→ Problem details
Pick out the lines below that contain the string "Holder" and copy them all.

+++

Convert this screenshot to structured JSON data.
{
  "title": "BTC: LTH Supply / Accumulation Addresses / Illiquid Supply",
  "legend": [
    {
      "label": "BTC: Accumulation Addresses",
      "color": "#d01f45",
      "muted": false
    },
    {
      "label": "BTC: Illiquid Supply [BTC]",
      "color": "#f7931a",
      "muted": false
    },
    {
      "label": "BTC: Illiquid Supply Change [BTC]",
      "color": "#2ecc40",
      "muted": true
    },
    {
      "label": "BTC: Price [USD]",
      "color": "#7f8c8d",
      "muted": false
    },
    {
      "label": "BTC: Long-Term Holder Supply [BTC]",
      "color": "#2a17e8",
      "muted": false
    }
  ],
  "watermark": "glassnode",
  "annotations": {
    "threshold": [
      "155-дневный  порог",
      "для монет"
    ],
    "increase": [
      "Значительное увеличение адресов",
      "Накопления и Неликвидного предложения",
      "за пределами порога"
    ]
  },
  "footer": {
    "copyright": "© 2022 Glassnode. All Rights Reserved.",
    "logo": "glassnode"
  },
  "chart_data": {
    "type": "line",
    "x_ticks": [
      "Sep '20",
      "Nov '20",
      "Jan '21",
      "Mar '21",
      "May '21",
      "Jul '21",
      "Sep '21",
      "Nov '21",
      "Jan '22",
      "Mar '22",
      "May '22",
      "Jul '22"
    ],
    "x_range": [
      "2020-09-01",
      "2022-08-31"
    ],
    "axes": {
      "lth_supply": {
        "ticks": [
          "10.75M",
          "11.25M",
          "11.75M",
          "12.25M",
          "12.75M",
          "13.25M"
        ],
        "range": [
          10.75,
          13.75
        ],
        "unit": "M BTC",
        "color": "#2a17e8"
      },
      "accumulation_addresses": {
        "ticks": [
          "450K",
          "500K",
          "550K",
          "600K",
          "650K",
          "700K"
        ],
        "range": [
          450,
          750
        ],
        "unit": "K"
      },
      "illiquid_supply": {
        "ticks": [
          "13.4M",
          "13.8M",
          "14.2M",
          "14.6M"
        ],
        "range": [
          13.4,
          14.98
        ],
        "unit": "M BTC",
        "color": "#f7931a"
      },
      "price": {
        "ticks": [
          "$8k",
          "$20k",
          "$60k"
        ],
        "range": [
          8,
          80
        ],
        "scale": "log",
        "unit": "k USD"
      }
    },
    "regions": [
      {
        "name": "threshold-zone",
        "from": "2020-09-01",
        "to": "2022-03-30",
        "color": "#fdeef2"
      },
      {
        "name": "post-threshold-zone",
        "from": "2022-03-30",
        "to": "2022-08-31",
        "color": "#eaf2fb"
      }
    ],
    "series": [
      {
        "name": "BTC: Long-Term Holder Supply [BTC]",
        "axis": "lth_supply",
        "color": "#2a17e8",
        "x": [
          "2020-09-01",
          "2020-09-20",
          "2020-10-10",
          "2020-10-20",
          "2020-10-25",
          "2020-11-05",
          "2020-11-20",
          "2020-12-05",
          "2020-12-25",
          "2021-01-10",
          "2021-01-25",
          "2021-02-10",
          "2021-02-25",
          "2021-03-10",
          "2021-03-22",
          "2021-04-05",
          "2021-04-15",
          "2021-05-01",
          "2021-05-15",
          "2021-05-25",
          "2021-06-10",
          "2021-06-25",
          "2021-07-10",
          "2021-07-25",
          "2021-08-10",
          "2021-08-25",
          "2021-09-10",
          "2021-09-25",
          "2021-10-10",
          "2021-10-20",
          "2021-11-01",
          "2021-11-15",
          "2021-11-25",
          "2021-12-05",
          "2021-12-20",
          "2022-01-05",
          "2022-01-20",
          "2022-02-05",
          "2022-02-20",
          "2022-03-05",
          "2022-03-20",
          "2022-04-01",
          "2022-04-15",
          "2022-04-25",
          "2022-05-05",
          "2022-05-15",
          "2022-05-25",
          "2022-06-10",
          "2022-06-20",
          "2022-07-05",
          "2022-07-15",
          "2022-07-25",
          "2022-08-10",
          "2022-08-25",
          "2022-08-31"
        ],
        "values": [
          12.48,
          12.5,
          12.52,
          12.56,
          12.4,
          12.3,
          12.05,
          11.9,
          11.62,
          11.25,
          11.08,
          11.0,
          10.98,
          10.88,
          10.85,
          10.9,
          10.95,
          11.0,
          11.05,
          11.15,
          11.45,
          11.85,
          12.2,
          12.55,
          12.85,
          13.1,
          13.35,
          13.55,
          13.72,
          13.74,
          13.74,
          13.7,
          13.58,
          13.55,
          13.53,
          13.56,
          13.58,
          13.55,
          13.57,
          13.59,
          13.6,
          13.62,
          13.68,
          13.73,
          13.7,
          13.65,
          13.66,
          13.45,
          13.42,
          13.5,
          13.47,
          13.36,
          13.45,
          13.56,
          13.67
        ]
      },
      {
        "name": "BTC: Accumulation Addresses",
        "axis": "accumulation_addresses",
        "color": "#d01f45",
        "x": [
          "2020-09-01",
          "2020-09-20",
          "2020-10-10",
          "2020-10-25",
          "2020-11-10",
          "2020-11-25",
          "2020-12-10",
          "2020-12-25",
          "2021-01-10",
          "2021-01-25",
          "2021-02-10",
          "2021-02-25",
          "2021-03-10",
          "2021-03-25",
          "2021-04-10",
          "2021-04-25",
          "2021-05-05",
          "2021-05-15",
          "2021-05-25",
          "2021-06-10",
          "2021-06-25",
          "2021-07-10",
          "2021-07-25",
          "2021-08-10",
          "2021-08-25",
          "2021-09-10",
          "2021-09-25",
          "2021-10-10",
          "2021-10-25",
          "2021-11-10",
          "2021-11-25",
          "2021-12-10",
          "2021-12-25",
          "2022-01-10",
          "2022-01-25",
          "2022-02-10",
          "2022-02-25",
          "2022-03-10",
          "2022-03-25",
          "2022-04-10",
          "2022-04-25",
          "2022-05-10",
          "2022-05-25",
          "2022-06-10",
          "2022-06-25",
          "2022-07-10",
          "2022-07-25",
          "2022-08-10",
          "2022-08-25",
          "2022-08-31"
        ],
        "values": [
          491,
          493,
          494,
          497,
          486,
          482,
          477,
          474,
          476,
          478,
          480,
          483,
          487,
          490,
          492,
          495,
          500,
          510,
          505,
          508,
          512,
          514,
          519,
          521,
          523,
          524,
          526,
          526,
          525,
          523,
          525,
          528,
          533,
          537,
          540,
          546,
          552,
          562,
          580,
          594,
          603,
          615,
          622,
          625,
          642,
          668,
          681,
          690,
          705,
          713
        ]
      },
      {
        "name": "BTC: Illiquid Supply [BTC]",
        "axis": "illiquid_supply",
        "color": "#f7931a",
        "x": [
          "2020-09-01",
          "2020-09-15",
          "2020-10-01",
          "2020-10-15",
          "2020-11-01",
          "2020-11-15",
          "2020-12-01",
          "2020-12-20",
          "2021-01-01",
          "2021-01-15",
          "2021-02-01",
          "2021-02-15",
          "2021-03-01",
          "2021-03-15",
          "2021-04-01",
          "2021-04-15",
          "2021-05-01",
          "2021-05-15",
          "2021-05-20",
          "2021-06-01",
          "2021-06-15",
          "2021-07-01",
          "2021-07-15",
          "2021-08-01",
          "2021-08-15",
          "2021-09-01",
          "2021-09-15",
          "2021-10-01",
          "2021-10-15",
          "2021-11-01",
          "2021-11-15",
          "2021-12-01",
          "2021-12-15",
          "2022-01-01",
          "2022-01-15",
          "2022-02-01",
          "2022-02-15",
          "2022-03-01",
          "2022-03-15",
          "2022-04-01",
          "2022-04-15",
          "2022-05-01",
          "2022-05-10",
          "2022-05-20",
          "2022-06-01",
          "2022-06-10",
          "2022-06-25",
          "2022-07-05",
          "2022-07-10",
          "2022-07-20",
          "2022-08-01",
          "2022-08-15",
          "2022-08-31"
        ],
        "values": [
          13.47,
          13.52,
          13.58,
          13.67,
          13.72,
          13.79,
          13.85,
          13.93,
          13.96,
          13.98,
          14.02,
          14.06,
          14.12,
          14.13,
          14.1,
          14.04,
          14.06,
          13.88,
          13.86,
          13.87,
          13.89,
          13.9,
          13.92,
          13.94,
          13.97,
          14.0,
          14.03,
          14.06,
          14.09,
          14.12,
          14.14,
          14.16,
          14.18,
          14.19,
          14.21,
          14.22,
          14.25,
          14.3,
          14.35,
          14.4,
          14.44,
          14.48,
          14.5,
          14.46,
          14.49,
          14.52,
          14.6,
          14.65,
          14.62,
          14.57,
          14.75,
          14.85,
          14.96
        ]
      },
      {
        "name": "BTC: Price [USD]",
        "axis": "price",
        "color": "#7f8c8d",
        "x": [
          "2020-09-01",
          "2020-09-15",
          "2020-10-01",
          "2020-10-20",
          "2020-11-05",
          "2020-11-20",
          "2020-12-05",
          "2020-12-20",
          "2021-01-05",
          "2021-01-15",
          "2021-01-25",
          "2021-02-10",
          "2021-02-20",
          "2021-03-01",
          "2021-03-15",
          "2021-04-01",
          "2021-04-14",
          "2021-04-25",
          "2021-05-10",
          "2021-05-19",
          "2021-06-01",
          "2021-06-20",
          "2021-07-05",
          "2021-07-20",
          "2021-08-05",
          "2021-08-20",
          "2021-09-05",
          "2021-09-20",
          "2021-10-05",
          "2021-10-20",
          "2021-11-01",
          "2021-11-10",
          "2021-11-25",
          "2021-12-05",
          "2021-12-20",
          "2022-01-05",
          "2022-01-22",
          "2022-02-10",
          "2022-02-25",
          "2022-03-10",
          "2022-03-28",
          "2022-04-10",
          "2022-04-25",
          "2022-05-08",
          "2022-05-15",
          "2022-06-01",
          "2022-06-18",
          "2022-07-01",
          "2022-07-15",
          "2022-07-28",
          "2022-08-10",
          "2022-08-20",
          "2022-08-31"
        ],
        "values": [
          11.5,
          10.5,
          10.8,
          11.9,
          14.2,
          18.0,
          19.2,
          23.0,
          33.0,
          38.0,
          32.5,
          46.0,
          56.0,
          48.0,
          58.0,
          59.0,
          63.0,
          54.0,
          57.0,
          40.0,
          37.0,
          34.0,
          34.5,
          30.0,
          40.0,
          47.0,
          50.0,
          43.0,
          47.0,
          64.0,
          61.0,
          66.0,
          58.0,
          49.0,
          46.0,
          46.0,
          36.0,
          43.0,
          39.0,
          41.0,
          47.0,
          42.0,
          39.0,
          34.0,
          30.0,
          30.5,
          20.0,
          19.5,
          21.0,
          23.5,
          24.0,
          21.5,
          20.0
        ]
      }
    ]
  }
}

+++

→ Response for this exercise
      "label": "BTC: Long-Term Holder Supply [BTC]",
        "name": "BTC: Long-Term Holder Supply [BTC]",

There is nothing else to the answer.